Dataset items
··········

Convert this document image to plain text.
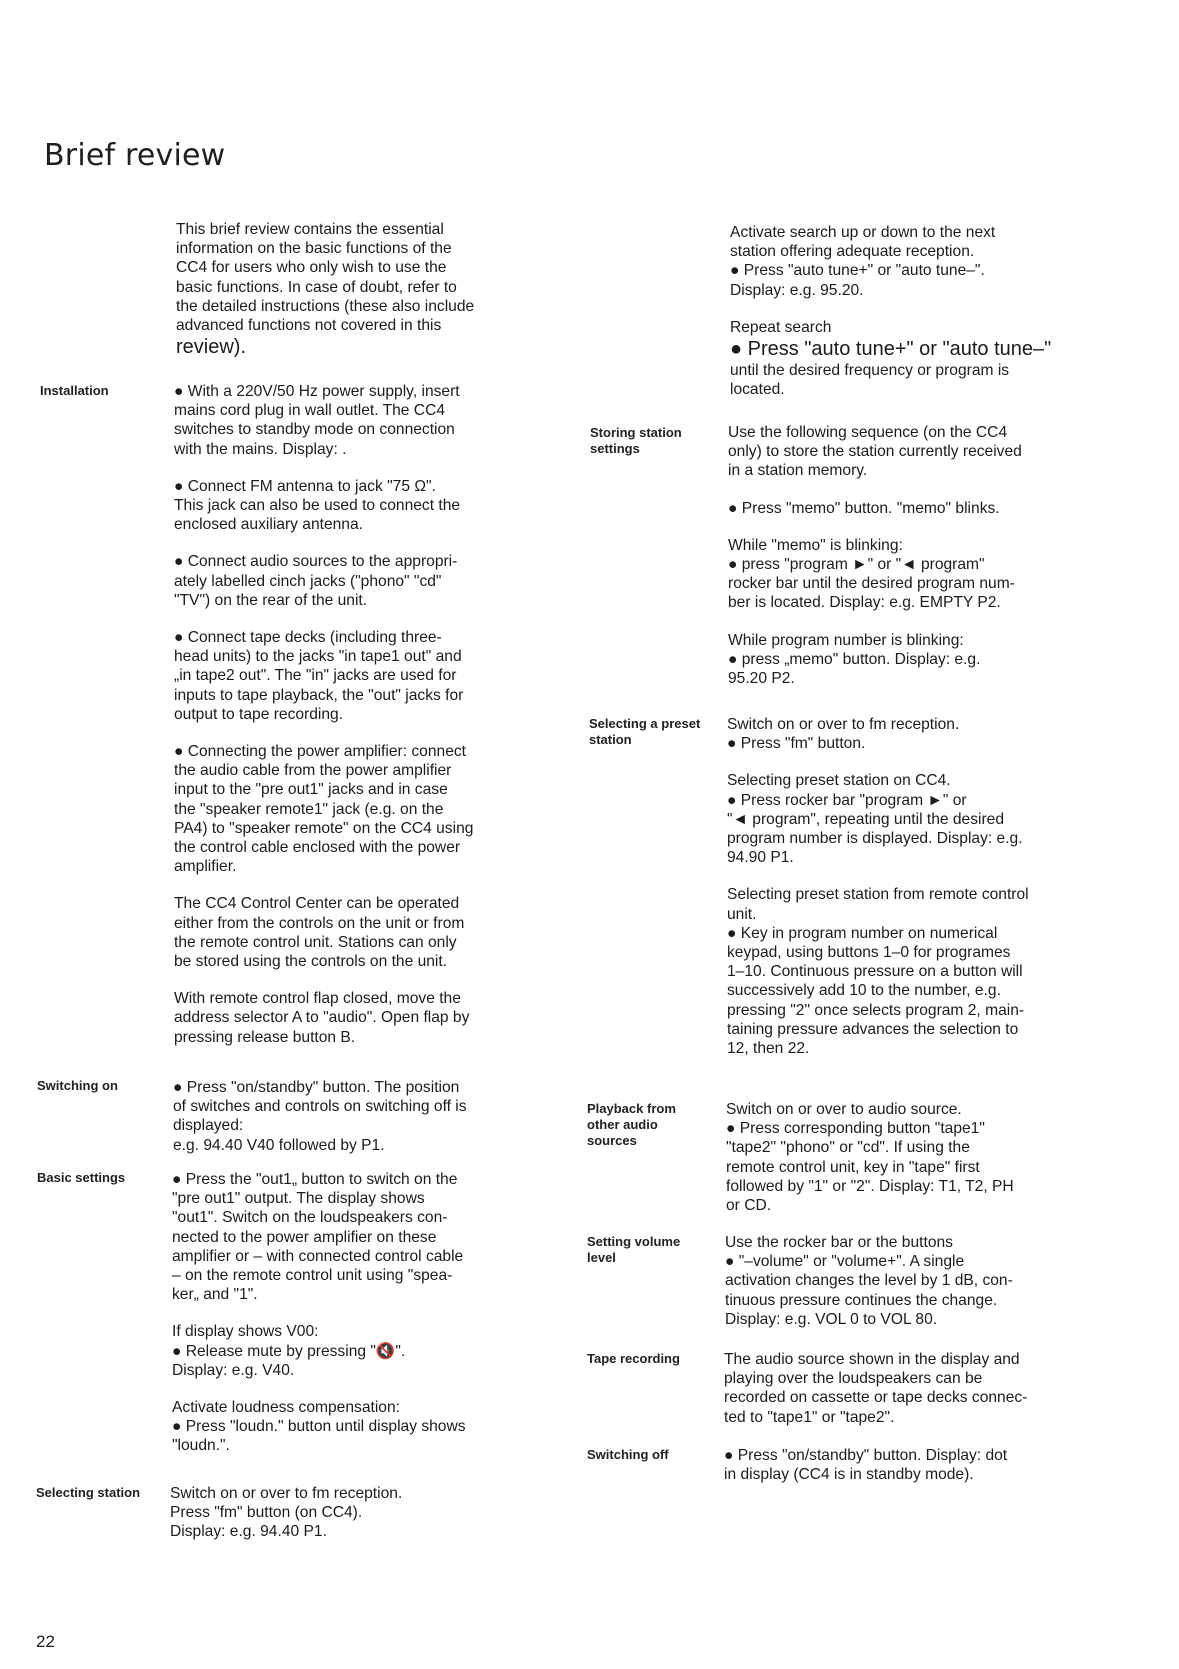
Brief review
Installation
Switching on
Basic settings
Selecting station
Storing station
settings
Selecting a preset
station
Playback from
other audio
sources
Setting volume
level
Tape recording
Switching off
This brief review contains the essential
information on the basic functions of the
CC4 for users who only wish to use the
basic functions. In case of doubt, refer to
the detailed instructions (these also include
advanced functions not covered in this
review).
● With a 220V/50 Hz power supply, insert
mains cord plug in wall outlet. The CC4
switches to standby mode on connection
with the mains. Display: .
● Connect FM antenna to jack "75 Ω".
This jack can also be used to connect the
enclosed auxiliary antenna.
● Connect audio sources to the appropri-
ately labelled cinch jacks ("phono" "cd"
"TV") on the rear of the unit.
● Connect tape decks (including three-
head units) to the jacks "in tape1 out" and
„in tape2 out". The "in" jacks are used for
inputs to tape playback, the "out" jacks for
output to tape recording.
● Connecting the power amplifier: connect
the audio cable from the power amplifier
input to the "pre out1" jacks and in case
the "speaker remote1" jack (e.g. on the
PA4) to "speaker remote" on the CC4 using
the control cable enclosed with the power
amplifier.
The CC4 Control Center can be operated
either from the controls on the unit or from
the remote control unit. Stations can only
be stored using the controls on the unit.
With remote control flap closed, move the
address selector A to "audio". Open flap by
pressing release button B.
● Press "on/standby" button. The position
of switches and controls on switching off is
displayed:
e.g. 94.40 V40 followed by P1.
● Press the "out1„ button to switch on the
"pre out1" output. The display shows
"out1". Switch on the loudspeakers con-
nected to the power amplifier on these
amplifier or – with connected control cable
– on the remote control unit using "spea-
ker„ and "1".
If display shows V00:
● Release mute by pressing "🔇".
Display: e.g. V40.
Activate loudness compensation:
● Press "loudn." button until display shows
"loudn.".
Switch on or over to fm reception.
Press "fm" button (on CC4).
Display: e.g. 94.40 P1.
Activate search up or down to the next
station offering adequate reception.
● Press "auto tune+" or "auto tune–".
Display: e.g. 95.20.
Repeat search
● Press "auto tune+" or "auto tune–"
until the desired frequency or program is
located.
Use the following sequence (on the CC4
only) to store the station currently received
in a station memory.
● Press "memo" button. "memo" blinks.
While "memo" is blinking:
● press "program ►" or "◄ program"
rocker bar until the desired program num-
ber is located. Display: e.g. EMPTY P2.
While program number is blinking:
● press „memo" button. Display: e.g.
95.20 P2.
Switch on or over to fm reception.
● Press "fm" button.
Selecting preset station on CC4.
● Press rocker bar "program ►" or
"◄ program", repeating until the desired
program number is displayed. Display: e.g.
94.90 P1.
Selecting preset station from remote control
unit.
● Key in program number on numerical
keypad, using buttons 1–0 for programes
1–10. Continuous pressure on a button will
successively add 10 to the number, e.g.
pressing "2" once selects program 2, main-
taining pressure advances the selection to
12, then 22.
Switch on or over to audio source.
● Press corresponding button "tape1"
"tape2" "phono" or "cd". If using the
remote control unit, key in "tape" first
followed by "1" or "2". Display: T1, T2, PH
or CD.
Use the rocker bar or the buttons
● "–volume" or "volume+". A single
activation changes the level by 1 dB, con-
tinuous pressure continues the change.
Display: e.g. VOL 0 to VOL 80.
The audio source shown in the display and
playing over the loudspeakers can be
recorded on cassette or tape decks connec-
ted to "tape1" or "tape2".
● Press "on/standby" button. Display: dot
in display (CC4 is in standby mode).
22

··········

§ **Written task**
Look through the material and copy each line that has "standby".

§ **Written answer**
switches to standby mode on connection
● Press "on/standby" button. The position
● Press "on/standby" button. Display: dot
in display (CC4 is in standby mode).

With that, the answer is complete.